### DATA LISTING
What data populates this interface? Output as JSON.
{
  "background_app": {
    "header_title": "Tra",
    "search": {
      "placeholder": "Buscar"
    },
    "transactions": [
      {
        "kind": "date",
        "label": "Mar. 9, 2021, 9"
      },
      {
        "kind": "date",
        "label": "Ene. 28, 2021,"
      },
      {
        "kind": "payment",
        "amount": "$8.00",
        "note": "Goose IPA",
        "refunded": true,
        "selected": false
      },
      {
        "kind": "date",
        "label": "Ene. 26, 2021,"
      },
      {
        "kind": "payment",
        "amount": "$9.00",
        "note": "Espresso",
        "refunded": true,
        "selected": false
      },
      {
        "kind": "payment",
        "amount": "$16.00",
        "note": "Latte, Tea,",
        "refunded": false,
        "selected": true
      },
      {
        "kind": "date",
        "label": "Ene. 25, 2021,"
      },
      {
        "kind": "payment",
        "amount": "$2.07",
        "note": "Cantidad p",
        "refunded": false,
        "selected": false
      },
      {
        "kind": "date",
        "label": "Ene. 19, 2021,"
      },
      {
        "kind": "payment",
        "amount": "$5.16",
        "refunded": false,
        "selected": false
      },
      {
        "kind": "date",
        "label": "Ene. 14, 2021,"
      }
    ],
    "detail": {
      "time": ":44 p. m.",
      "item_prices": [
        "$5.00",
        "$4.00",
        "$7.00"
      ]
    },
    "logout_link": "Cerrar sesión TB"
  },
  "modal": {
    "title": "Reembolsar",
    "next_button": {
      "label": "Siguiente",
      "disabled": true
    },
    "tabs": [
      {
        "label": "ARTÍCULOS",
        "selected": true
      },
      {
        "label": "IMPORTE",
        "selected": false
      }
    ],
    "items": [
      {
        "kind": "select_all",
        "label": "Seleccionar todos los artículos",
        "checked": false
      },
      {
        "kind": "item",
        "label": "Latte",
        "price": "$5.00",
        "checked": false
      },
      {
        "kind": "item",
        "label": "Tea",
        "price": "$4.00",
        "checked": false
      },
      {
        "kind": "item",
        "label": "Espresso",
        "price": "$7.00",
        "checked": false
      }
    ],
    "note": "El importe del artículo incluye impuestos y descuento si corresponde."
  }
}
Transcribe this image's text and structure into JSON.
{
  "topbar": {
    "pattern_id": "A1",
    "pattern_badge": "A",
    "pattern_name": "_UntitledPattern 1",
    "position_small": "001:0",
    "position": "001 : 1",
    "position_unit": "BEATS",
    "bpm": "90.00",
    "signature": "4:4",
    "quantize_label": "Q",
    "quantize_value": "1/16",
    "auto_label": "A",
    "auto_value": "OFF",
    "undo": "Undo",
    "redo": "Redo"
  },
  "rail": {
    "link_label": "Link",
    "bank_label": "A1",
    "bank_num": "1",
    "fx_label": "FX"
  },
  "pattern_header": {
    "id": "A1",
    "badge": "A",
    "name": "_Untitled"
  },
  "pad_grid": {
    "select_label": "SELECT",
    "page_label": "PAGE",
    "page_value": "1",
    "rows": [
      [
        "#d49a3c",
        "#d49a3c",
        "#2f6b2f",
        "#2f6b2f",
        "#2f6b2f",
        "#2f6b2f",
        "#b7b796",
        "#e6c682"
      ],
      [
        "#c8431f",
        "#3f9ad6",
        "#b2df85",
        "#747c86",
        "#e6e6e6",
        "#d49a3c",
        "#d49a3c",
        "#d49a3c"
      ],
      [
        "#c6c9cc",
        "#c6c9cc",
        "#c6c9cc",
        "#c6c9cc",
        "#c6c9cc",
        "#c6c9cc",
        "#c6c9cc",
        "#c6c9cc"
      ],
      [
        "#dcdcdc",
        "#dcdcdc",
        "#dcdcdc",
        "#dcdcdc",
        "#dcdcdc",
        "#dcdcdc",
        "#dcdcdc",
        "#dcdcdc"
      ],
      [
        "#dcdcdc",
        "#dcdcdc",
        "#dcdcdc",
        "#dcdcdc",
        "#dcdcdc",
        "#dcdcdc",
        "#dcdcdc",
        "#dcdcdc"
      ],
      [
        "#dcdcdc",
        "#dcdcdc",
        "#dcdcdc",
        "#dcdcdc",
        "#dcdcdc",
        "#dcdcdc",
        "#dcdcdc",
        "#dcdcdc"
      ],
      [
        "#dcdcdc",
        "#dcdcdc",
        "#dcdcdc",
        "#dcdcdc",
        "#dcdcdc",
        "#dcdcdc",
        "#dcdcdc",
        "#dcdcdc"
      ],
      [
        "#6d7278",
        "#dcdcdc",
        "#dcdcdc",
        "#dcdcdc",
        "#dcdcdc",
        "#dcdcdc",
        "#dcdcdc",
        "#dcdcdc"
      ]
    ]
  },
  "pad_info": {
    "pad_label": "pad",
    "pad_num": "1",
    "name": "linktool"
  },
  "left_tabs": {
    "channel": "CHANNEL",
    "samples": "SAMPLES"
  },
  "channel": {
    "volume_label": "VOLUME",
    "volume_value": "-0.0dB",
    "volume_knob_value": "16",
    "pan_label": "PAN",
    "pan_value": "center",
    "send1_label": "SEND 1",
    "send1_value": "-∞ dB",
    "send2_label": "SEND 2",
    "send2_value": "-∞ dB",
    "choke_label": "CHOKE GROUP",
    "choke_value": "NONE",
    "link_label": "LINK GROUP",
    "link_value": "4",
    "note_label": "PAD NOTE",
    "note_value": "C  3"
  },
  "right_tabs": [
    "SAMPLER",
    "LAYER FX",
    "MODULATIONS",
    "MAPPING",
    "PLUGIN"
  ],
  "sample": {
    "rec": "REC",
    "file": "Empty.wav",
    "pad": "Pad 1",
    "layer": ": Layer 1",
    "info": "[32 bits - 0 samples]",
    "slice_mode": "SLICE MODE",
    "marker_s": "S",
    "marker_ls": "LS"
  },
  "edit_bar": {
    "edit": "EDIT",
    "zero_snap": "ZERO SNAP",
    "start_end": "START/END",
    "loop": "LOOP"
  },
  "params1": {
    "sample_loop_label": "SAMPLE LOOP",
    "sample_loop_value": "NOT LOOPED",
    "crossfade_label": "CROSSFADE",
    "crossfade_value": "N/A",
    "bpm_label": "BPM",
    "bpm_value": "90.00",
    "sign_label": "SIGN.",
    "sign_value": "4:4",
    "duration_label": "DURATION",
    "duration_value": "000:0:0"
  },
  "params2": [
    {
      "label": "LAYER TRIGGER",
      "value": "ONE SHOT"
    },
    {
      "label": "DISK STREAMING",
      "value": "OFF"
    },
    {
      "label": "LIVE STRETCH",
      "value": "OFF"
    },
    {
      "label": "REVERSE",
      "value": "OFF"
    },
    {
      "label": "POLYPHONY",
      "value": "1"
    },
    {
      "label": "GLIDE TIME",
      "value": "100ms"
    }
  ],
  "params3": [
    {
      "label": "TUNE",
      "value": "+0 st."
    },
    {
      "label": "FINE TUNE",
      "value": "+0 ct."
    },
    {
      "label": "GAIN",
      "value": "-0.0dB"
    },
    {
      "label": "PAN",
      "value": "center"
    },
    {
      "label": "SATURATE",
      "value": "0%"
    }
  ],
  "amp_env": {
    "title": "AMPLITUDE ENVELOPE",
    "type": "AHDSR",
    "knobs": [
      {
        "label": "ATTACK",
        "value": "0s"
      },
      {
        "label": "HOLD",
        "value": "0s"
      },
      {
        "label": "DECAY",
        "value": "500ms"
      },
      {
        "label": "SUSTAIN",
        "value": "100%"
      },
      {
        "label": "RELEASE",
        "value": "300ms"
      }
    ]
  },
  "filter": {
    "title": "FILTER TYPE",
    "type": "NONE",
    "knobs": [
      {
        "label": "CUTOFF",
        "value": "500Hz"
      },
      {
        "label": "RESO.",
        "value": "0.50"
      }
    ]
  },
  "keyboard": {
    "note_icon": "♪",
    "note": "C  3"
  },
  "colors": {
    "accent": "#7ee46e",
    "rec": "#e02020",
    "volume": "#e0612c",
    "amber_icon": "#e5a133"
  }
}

### TASK REQUIREMENTS
Give only the number of lines in the material above that include the word "JSON".

### RESPONSE
2